* EXERCISE DIRECTIONS:
Word for word, quote all of the material, omitting the pictures.

Recorded data
** begin **
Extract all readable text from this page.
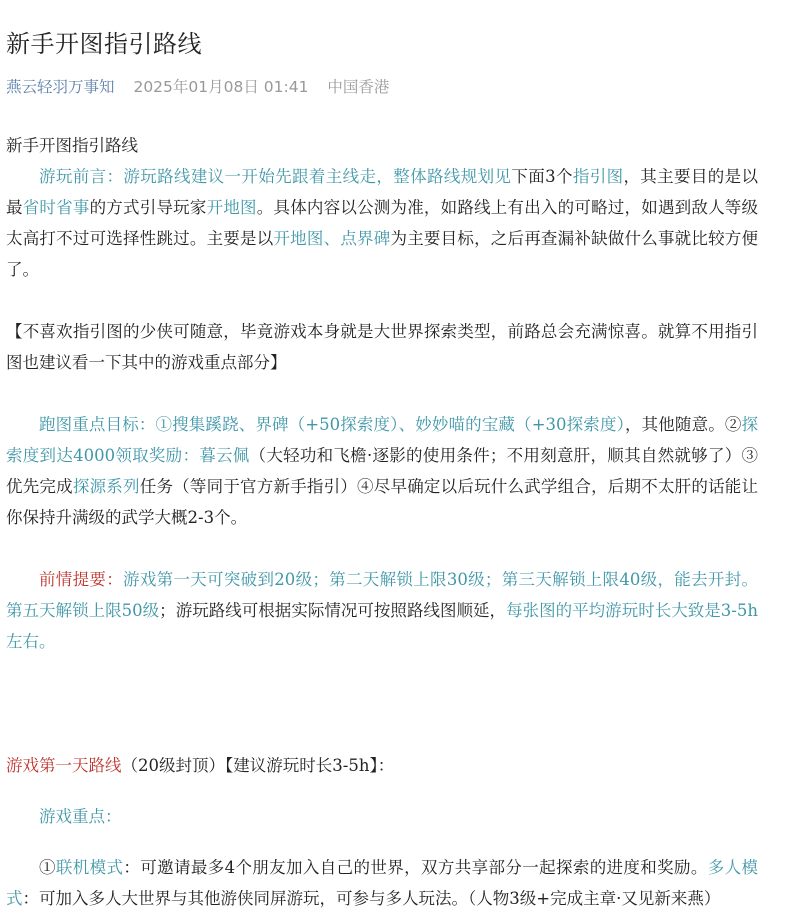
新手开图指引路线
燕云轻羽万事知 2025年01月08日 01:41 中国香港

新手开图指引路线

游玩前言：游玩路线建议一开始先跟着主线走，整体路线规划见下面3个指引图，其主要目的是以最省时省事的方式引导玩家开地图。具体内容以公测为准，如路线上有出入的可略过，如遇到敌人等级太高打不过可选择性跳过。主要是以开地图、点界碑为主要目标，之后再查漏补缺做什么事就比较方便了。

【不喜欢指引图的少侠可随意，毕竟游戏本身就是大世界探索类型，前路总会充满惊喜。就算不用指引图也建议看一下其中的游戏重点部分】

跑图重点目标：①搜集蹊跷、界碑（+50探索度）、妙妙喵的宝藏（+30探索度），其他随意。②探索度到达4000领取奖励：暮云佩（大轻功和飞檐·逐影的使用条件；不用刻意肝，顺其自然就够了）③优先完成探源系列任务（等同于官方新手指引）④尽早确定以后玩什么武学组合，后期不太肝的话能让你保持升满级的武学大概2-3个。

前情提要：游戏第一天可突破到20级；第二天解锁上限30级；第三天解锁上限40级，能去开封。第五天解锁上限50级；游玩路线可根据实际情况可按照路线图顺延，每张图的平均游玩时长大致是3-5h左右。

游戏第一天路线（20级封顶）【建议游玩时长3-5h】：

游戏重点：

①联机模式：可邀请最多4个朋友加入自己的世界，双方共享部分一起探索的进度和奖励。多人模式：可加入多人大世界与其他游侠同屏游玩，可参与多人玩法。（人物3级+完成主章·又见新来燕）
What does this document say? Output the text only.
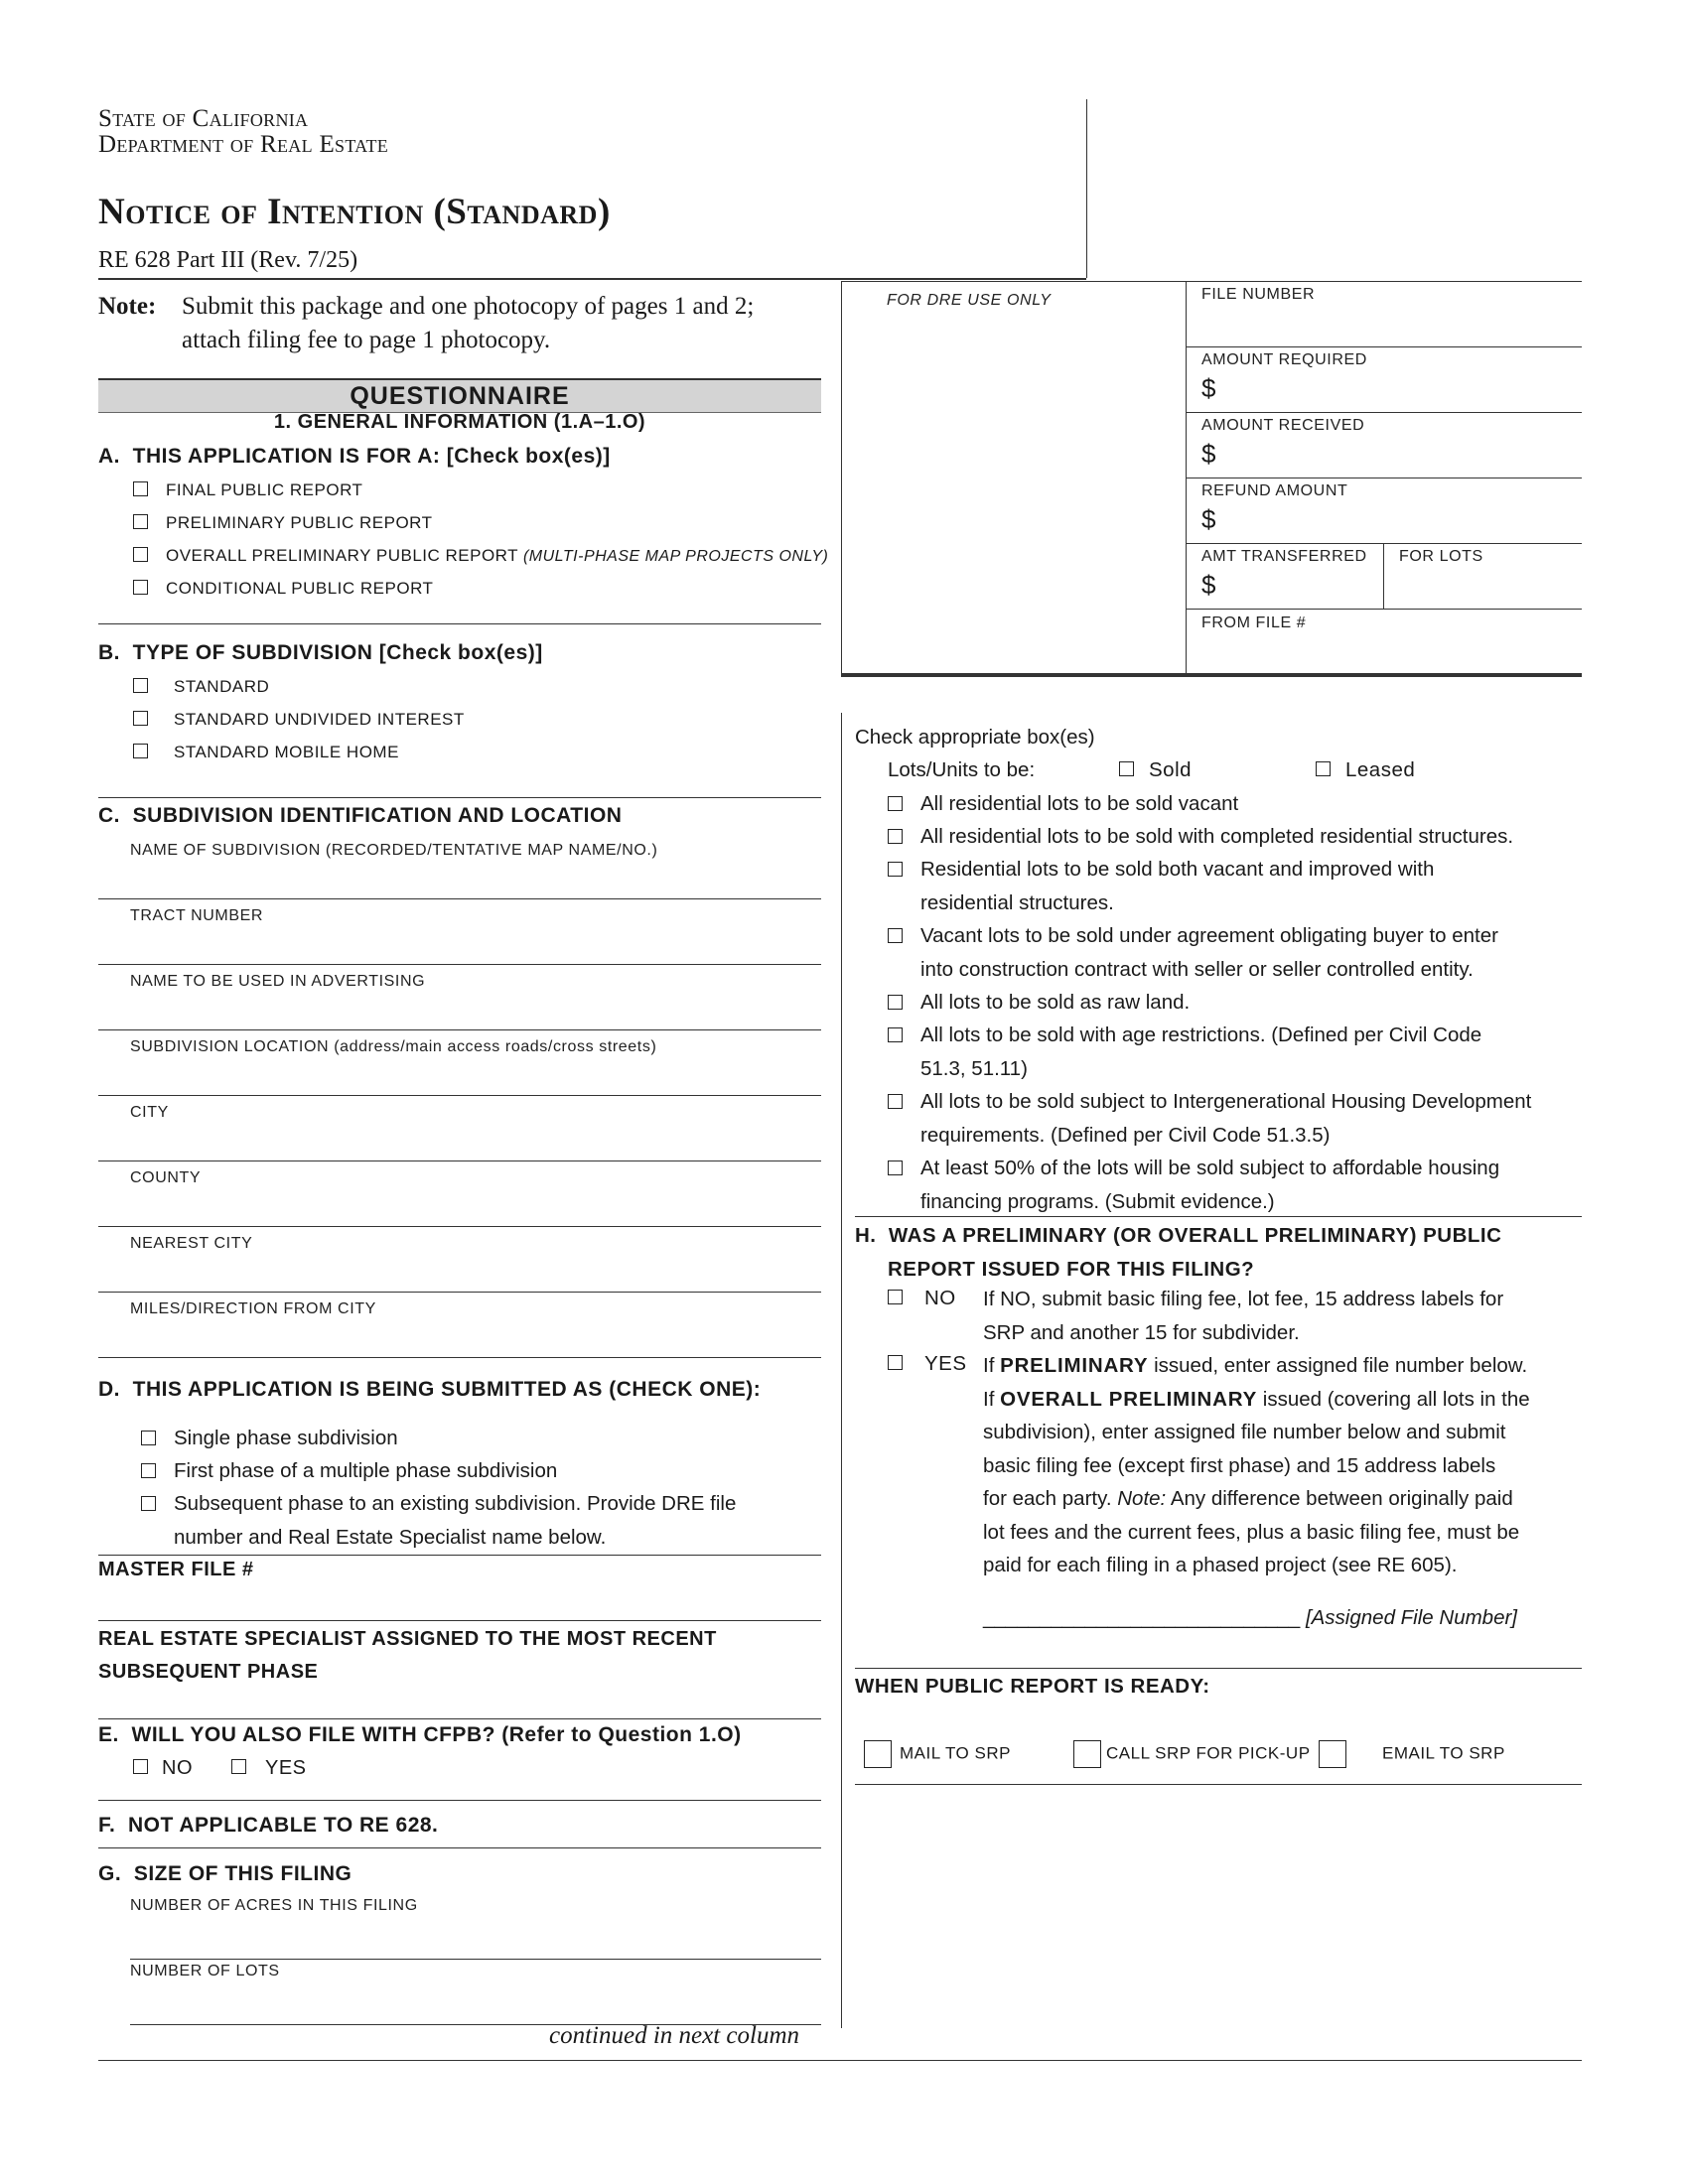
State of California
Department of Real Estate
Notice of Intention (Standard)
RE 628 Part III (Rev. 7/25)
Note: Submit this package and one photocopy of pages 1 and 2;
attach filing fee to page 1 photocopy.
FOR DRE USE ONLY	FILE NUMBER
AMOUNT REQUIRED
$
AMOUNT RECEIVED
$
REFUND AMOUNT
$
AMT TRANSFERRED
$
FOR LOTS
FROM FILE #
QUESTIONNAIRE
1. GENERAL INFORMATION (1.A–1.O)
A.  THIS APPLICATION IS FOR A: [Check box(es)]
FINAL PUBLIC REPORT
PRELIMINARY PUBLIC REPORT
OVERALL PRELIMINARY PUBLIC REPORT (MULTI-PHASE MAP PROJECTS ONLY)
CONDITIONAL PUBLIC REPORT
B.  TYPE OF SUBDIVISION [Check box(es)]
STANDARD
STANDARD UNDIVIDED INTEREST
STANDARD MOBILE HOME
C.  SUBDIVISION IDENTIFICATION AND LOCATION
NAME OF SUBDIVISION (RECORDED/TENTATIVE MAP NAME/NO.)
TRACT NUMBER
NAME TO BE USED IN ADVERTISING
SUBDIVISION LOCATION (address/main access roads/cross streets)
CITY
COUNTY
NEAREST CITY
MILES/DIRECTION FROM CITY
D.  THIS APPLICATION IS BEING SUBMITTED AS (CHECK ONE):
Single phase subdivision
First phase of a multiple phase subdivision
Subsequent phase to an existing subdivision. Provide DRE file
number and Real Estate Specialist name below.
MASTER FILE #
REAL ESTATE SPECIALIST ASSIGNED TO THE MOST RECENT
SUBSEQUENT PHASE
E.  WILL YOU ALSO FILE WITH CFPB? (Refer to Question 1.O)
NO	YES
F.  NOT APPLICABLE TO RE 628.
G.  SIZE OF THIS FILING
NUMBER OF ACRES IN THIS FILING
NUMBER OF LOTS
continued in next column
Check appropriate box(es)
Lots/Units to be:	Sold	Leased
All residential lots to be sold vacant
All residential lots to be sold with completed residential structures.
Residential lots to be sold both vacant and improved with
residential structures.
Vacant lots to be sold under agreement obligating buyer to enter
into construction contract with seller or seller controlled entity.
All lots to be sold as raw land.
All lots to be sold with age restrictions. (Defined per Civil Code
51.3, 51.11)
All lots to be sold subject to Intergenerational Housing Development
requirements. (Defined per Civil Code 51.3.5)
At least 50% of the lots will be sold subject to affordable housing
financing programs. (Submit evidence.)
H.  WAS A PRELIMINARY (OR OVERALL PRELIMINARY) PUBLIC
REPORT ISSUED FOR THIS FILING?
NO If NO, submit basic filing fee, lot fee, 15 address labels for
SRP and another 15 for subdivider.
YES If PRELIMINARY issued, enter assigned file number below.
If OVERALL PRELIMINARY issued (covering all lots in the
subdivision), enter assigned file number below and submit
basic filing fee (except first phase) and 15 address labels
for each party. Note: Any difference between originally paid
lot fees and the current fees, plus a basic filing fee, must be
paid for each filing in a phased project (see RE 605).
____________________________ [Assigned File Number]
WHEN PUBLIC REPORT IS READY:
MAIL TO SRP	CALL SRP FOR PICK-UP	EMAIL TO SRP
** end **
* ANSWER TO THE PROBLEM:
Extract all readable text from this page.
新手开图指引路线
燕云轻羽万事知 2025年01月08日 01:41 中国香港

新手开图指引路线

游玩前言：游玩路线建议一开始先跟着主线走，整体路线规划见下面3个指引图，其主要目的是以最省时省事的方式引导玩家开地图。具体内容以公测为准，如路线上有出入的可略过，如遇到敌人等级太高打不过可选择性跳过。主要是以开地图、点界碑为主要目标，之后再查漏补缺做什么事就比较方便了。

【不喜欢指引图的少侠可随意，毕竟游戏本身就是大世界探索类型，前路总会充满惊喜。就算不用指引图也建议看一下其中的游戏重点部分】

跑图重点目标：①搜集蹊跷、界碑（+50探索度）、妙妙喵的宝藏（+30探索度），其他随意。②探索度到达4000领取奖励：暮云佩（大轻功和飞檐·逐影的使用条件；不用刻意肝，顺其自然就够了）③优先完成探源系列任务（等同于官方新手指引）④尽早确定以后玩什么武学组合，后期不太肝的话能让你保持升满级的武学大概2-3个。

前情提要：游戏第一天可突破到20级；第二天解锁上限30级；第三天解锁上限40级，能去开封。第五天解锁上限50级；游玩路线可根据实际情况可按照路线图顺延，每张图的平均游玩时长大致是3-5h左右。

游戏第一天路线（20级封顶）【建议游玩时长3-5h】：

游戏重点：

①联机模式：可邀请最多4个朋友加入自己的世界，双方共享部分一起探索的进度和奖励。多人模式：可加入多人大世界与其他游侠同屏游玩，可参与多人玩法。（人物3级+完成主章·又见新来燕）
What does this document say? Output the text only.
State of California
Department of Real Estate
Notice of Intention (Standard)
RE 628 Part III (Rev. 7/25)
Note: Submit this package and one photocopy of pages 1 and 2;
attach filing fee to page 1 photocopy.
FOR DRE USE ONLY	FILE NUMBER
AMOUNT REQUIRED
$
AMOUNT RECEIVED
$
REFUND AMOUNT
$
AMT TRANSFERRED
$
FOR LOTS
FROM FILE #
QUESTIONNAIRE
1. GENERAL INFORMATION (1.A–1.O)
A.  THIS APPLICATION IS FOR A: [Check box(es)]
FINAL PUBLIC REPORT
PRELIMINARY PUBLIC REPORT
OVERALL PRELIMINARY PUBLIC REPORT (MULTI-PHASE MAP PROJECTS ONLY)
CONDITIONAL PUBLIC REPORT
B.  TYPE OF SUBDIVISION [Check box(es)]
STANDARD
STANDARD UNDIVIDED INTEREST
STANDARD MOBILE HOME
C.  SUBDIVISION IDENTIFICATION AND LOCATION
NAME OF SUBDIVISION (RECORDED/TENTATIVE MAP NAME/NO.)
TRACT NUMBER
NAME TO BE USED IN ADVERTISING
SUBDIVISION LOCATION (address/main access roads/cross streets)
CITY
COUNTY
NEAREST CITY
MILES/DIRECTION FROM CITY
D.  THIS APPLICATION IS BEING SUBMITTED AS (CHECK ONE):
Single phase subdivision
First phase of a multiple phase subdivision
Subsequent phase to an existing subdivision. Provide DRE file
number and Real Estate Specialist name below.
MASTER FILE #
REAL ESTATE SPECIALIST ASSIGNED TO THE MOST RECENT
SUBSEQUENT PHASE
E.  WILL YOU ALSO FILE WITH CFPB? (Refer to Question 1.O)
NO	YES
F.  NOT APPLICABLE TO RE 628.
G.  SIZE OF THIS FILING
NUMBER OF ACRES IN THIS FILING
NUMBER OF LOTS
continued in next column
Check appropriate box(es)
Lots/Units to be:	Sold	Leased
All residential lots to be sold vacant
All residential lots to be sold with completed residential structures.
Residential lots to be sold both vacant and improved with
residential structures.
Vacant lots to be sold under agreement obligating buyer to enter
into construction contract with seller or seller controlled entity.
All lots to be sold as raw land.
All lots to be sold with age restrictions. (Defined per Civil Code
51.3, 51.11)
All lots to be sold subject to Intergenerational Housing Development
requirements. (Defined per Civil Code 51.3.5)
At least 50% of the lots will be sold subject to affordable housing
financing programs. (Submit evidence.)
H.  WAS A PRELIMINARY (OR OVERALL PRELIMINARY) PUBLIC
REPORT ISSUED FOR THIS FILING?
NO If NO, submit basic filing fee, lot fee, 15 address labels for
SRP and another 15 for subdivider.
YES If PRELIMINARY issued, enter assigned file number below.
If OVERALL PRELIMINARY issued (covering all lots in the
subdivision), enter assigned file number below and submit
basic filing fee (except first phase) and 15 address labels
for each party. Note: Any difference between originally paid
lot fees and the current fees, plus a basic filing fee, must be
paid for each filing in a phased project (see RE 605).
____________________________ [Assigned File Number]
WHEN PUBLIC REPORT IS READY:
MAIL TO SRP	CALL SRP FOR PICK-UP	EMAIL TO SRP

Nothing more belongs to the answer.